Written instruction
Transcribe the material in full, exactly as written.
#####
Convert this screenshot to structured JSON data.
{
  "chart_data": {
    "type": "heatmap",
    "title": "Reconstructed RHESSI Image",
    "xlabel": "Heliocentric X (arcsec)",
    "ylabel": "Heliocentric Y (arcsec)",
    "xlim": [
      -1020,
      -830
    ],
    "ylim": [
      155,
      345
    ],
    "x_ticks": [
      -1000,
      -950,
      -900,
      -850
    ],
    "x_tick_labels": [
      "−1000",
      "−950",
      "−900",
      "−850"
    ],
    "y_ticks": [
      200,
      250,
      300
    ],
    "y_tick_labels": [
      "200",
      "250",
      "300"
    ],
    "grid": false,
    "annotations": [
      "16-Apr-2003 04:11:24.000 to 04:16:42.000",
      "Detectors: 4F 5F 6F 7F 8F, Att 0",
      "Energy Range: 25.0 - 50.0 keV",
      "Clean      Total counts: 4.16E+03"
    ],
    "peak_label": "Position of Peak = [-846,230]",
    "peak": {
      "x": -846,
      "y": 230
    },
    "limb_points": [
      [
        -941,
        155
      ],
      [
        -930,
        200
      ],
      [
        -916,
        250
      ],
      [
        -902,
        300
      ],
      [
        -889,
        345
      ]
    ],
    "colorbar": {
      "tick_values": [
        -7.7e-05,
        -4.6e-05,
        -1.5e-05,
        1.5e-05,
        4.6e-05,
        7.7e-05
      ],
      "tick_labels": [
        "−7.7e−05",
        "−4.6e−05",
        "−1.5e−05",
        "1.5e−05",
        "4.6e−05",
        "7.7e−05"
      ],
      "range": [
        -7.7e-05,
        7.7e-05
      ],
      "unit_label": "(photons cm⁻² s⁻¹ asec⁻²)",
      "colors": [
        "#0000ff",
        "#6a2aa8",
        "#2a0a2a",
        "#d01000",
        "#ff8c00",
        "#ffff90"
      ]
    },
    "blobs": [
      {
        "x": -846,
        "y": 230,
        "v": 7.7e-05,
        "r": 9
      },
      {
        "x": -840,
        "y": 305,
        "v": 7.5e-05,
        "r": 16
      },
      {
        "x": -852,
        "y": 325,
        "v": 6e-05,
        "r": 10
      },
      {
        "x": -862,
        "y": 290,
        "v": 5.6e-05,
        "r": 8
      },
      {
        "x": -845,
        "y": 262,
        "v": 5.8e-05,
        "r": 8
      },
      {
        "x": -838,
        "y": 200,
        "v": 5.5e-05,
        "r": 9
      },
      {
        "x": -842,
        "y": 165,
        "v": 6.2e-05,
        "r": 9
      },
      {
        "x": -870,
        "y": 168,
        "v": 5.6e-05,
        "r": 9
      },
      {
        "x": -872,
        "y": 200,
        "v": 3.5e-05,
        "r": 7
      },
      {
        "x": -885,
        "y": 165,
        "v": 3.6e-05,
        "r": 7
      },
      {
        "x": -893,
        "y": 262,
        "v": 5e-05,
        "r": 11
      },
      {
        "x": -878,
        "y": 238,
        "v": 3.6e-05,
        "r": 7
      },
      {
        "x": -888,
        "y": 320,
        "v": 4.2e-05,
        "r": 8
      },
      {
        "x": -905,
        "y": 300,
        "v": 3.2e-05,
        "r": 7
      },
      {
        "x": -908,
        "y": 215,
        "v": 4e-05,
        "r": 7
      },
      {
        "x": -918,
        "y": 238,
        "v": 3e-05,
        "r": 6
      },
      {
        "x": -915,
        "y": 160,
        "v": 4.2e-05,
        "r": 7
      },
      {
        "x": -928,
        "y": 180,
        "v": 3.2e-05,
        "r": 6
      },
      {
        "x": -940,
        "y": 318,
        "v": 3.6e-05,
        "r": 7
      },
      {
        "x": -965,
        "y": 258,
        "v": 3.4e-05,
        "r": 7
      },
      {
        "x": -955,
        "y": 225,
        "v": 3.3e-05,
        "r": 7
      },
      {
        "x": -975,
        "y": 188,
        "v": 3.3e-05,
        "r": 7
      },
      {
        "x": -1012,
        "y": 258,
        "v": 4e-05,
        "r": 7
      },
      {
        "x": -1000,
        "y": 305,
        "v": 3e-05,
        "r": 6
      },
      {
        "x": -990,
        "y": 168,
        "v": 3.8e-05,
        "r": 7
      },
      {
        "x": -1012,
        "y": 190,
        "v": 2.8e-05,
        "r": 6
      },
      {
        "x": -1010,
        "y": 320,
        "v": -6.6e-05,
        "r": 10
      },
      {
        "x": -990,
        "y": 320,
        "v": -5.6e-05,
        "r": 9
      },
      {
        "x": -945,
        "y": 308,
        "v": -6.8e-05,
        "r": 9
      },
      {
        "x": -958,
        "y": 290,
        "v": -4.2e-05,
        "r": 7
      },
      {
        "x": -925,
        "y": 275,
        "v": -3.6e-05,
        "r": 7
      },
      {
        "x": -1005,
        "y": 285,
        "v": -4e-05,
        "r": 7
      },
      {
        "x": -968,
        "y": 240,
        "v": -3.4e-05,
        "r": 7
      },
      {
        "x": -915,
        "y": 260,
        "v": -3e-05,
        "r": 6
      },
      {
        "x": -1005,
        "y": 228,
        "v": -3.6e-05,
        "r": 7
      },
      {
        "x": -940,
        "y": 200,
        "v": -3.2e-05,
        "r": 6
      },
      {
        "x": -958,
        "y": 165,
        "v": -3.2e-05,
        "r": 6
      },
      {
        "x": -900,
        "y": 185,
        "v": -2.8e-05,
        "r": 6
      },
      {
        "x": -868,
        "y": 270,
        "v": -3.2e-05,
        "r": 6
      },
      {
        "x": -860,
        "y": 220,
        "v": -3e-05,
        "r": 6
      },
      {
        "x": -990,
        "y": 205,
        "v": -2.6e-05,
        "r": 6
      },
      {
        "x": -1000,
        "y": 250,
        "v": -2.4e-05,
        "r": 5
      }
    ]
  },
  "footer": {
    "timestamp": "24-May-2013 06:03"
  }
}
#####
Final answer
Convert this screenshot to structured JSON data.
{
  "chart_data": {
    "type": "heatmap",
    "title": "Reconstructed RHESSI Image",
    "xlabel": "Heliocentric X (arcsec)",
    "ylabel": "Heliocentric Y (arcsec)",
    "xlim": [
      -1020,
      -830
    ],
    "ylim": [
      155,
      345
    ],
    "x_ticks": [
      -1000,
      -950,
      -900,
      -850
    ],
    "x_tick_labels": [
      "−1000",
      "−950",
      "−900",
      "−850"
    ],
    "y_ticks": [
      200,
      250,
      300
    ],
    "y_tick_labels": [
      "200",
      "250",
      "300"
    ],
    "grid": false,
    "annotations": [
      "16-Apr-2003 04:11:24.000 to 04:16:42.000",
      "Detectors: 4F 5F 6F 7F 8F, Att 0",
      "Energy Range: 25.0 - 50.0 keV",
      "Clean      Total counts: 4.16E+03"
    ],
    "peak_label": "Position of Peak = [-846,230]",
    "peak": {
      "x": -846,
      "y": 230
    },
    "limb_points": [
      [
        -941,
        155
      ],
      [
        -930,
        200
      ],
      [
        -916,
        250
      ],
      [
        -902,
        300
      ],
      [
        -889,
        345
      ]
    ],
    "colorbar": {
      "tick_values": [
        -7.7e-05,
        -4.6e-05,
        -1.5e-05,
        1.5e-05,
        4.6e-05,
        7.7e-05
      ],
      "tick_labels": [
        "−7.7e−05",
        "−4.6e−05",
        "−1.5e−05",
        "1.5e−05",
        "4.6e−05",
        "7.7e−05"
      ],
      "range": [
        -7.7e-05,
        7.7e-05
      ],
      "unit_label": "(photons cm⁻² s⁻¹ asec⁻²)",
      "colors": [
        "#0000ff",
        "#6a2aa8",
        "#2a0a2a",
        "#d01000",
        "#ff8c00",
        "#ffff90"
      ]
    },
    "blobs": [
      {
        "x": -846,
        "y": 230,
        "v": 7.7e-05,
        "r": 9
      },
      {
        "x": -840,
        "y": 305,
        "v": 7.5e-05,
        "r": 16
      },
      {
        "x": -852,
        "y": 325,
        "v": 6e-05,
        "r": 10
      },
      {
        "x": -862,
        "y": 290,
        "v": 5.6e-05,
        "r": 8
      },
      {
        "x": -845,
        "y": 262,
        "v": 5.8e-05,
        "r": 8
      },
      {
        "x": -838,
        "y": 200,
        "v": 5.5e-05,
        "r": 9
      },
      {
        "x": -842,
        "y": 165,
        "v": 6.2e-05,
        "r": 9
      },
      {
        "x": -870,
        "y": 168,
        "v": 5.6e-05,
        "r": 9
      },
      {
        "x": -872,
        "y": 200,
        "v": 3.5e-05,
        "r": 7
      },
      {
        "x": -885,
        "y": 165,
        "v": 3.6e-05,
        "r": 7
      },
      {
        "x": -893,
        "y": 262,
        "v": 5e-05,
        "r": 11
      },
      {
        "x": -878,
        "y": 238,
        "v": 3.6e-05,
        "r": 7
      },
      {
        "x": -888,
        "y": 320,
        "v": 4.2e-05,
        "r": 8
      },
      {
        "x": -905,
        "y": 300,
        "v": 3.2e-05,
        "r": 7
      },
      {
        "x": -908,
        "y": 215,
        "v": 4e-05,
        "r": 7
      },
      {
        "x": -918,
        "y": 238,
        "v": 3e-05,
        "r": 6
      },
      {
        "x": -915,
        "y": 160,
        "v": 4.2e-05,
        "r": 7
      },
      {
        "x": -928,
        "y": 180,
        "v": 3.2e-05,
        "r": 6
      },
      {
        "x": -940,
        "y": 318,
        "v": 3.6e-05,
        "r": 7
      },
      {
        "x": -965,
        "y": 258,
        "v": 3.4e-05,
        "r": 7
      },
      {
        "x": -955,
        "y": 225,
        "v": 3.3e-05,
        "r": 7
      },
      {
        "x": -975,
        "y": 188,
        "v": 3.3e-05,
        "r": 7
      },
      {
        "x": -1012,
        "y": 258,
        "v": 4e-05,
        "r": 7
      },
      {
        "x": -1000,
        "y": 305,
        "v": 3e-05,
        "r": 6
      },
      {
        "x": -990,
        "y": 168,
        "v": 3.8e-05,
        "r": 7
      },
      {
        "x": -1012,
        "y": 190,
        "v": 2.8e-05,
        "r": 6
      },
      {
        "x": -1010,
        "y": 320,
        "v": -6.6e-05,
        "r": 10
      },
      {
        "x": -990,
        "y": 320,
        "v": -5.6e-05,
        "r": 9
      },
      {
        "x": -945,
        "y": 308,
        "v": -6.8e-05,
        "r": 9
      },
      {
        "x": -958,
        "y": 290,
        "v": -4.2e-05,
        "r": 7
      },
      {
        "x": -925,
        "y": 275,
        "v": -3.6e-05,
        "r": 7
      },
      {
        "x": -1005,
        "y": 285,
        "v": -4e-05,
        "r": 7
      },
      {
        "x": -968,
        "y": 240,
        "v": -3.4e-05,
        "r": 7
      },
      {
        "x": -915,
        "y": 260,
        "v": -3e-05,
        "r": 6
      },
      {
        "x": -1005,
        "y": 228,
        "v": -3.6e-05,
        "r": 7
      },
      {
        "x": -940,
        "y": 200,
        "v": -3.2e-05,
        "r": 6
      },
      {
        "x": -958,
        "y": 165,
        "v": -3.2e-05,
        "r": 6
      },
      {
        "x": -900,
        "y": 185,
        "v": -2.8e-05,
        "r": 6
      },
      {
        "x": -868,
        "y": 270,
        "v": -3.2e-05,
        "r": 6
      },
      {
        "x": -860,
        "y": 220,
        "v": -3e-05,
        "r": 6
      },
      {
        "x": -990,
        "y": 205,
        "v": -2.6e-05,
        "r": 6
      },
      {
        "x": -1000,
        "y": 250,
        "v": -2.4e-05,
        "r": 5
      }
    ]
  },
  "footer": {
    "timestamp": "24-May-2013 06:03"
  }
}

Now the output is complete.